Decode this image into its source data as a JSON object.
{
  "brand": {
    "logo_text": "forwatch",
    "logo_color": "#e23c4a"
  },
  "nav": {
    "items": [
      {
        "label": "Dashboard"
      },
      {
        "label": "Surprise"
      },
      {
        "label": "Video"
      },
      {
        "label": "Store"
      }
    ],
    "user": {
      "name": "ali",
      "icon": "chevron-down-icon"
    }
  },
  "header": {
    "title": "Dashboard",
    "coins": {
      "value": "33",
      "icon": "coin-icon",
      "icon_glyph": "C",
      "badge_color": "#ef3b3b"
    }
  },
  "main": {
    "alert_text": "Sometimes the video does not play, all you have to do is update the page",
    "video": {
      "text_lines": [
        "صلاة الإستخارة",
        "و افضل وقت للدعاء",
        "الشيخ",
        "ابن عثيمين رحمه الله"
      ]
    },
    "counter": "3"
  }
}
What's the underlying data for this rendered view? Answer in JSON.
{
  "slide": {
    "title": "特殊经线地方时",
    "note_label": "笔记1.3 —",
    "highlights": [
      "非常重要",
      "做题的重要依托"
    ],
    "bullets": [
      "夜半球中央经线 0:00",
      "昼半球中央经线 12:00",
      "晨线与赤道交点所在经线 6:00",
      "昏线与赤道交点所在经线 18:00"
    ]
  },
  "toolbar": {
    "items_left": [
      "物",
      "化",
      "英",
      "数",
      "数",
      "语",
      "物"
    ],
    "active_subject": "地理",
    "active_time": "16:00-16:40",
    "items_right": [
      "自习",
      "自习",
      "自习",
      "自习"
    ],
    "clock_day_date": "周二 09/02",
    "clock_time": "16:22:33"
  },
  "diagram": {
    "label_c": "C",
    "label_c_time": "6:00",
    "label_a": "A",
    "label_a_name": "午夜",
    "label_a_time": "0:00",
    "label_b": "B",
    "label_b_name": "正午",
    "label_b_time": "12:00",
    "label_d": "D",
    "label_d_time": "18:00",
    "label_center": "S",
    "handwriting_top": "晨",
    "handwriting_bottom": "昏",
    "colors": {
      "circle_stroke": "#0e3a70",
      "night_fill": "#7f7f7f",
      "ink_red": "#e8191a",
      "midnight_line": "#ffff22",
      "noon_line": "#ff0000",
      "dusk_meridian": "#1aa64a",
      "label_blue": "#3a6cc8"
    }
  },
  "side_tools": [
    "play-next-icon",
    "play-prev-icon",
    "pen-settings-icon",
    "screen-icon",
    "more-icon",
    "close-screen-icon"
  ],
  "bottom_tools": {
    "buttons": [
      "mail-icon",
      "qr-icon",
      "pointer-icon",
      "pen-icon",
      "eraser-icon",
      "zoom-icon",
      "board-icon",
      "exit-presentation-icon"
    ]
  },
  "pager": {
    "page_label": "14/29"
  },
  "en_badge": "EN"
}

+ + + + +

## Given problem
Go through the listing and copy all of it exactly.

## Task result
Decode this image into its source data as a JSON object.
{
  "brand": {
    "logo_text": "forwatch",
    "logo_color": "#e23c4a"
  },
  "nav": {
    "items": [
      {
        "label": "Dashboard"
      },
      {
        "label": "Surprise"
      },
      {
        "label": "Video"
      },
      {
        "label": "Store"
      }
    ],
    "user": {
      "name": "ali",
      "icon": "chevron-down-icon"
    }
  },
  "header": {
    "title": "Dashboard",
    "coins": {
      "value": "33",
      "icon": "coin-icon",
      "icon_glyph": "C",
      "badge_color": "#ef3b3b"
    }
  },
  "main": {
    "alert_text": "Sometimes the video does not play, all you have to do is update the page",
    "video": {
      "text_lines": [
        "صلاة الإستخارة",
        "و افضل وقت للدعاء",
        "الشيخ",
        "ابن عثيمين رحمه الله"
      ]
    },
    "counter": "3"
  }
}
What's the underlying data for this rendered view? Answer in JSON.
{
  "slide": {
    "title": "特殊经线地方时",
    "note_label": "笔记1.3 —",
    "highlights": [
      "非常重要",
      "做题的重要依托"
    ],
    "bullets": [
      "夜半球中央经线 0:00",
      "昼半球中央经线 12:00",
      "晨线与赤道交点所在经线 6:00",
      "昏线与赤道交点所在经线 18:00"
    ]
  },
  "toolbar": {
    "items_left": [
      "物",
      "化",
      "英",
      "数",
      "数",
      "语",
      "物"
    ],
    "active_subject": "地理",
    "active_time": "16:00-16:40",
    "items_right": [
      "自习",
      "自习",
      "自习",
      "自习"
    ],
    "clock_day_date": "周二 09/02",
    "clock_time": "16:22:33"
  },
  "diagram": {
    "label_c": "C",
    "label_c_time": "6:00",
    "label_a": "A",
    "label_a_name": "午夜",
    "label_a_time": "0:00",
    "label_b": "B",
    "label_b_name": "正午",
    "label_b_time": "12:00",
    "label_d": "D",
    "label_d_time": "18:00",
    "label_center": "S",
    "handwriting_top": "晨",
    "handwriting_bottom": "昏",
    "colors": {
      "circle_stroke": "#0e3a70",
      "night_fill": "#7f7f7f",
      "ink_red": "#e8191a",
      "midnight_line": "#ffff22",
      "noon_line": "#ff0000",
      "dusk_meridian": "#1aa64a",
      "label_blue": "#3a6cc8"
    }
  },
  "side_tools": [
    "play-next-icon",
    "play-prev-icon",
    "pen-settings-icon",
    "screen-icon",
    "more-icon",
    "close-screen-icon"
  ],
  "bottom_tools": {
    "buttons": [
      "mail-icon",
      "qr-icon",
      "pointer-icon",
      "pen-icon",
      "eraser-icon",
      "zoom-icon",
      "board-icon",
      "exit-presentation-icon"
    ]
  },
  "pager": {
    "page_label": "14/29"
  },
  "en_badge": "EN"
}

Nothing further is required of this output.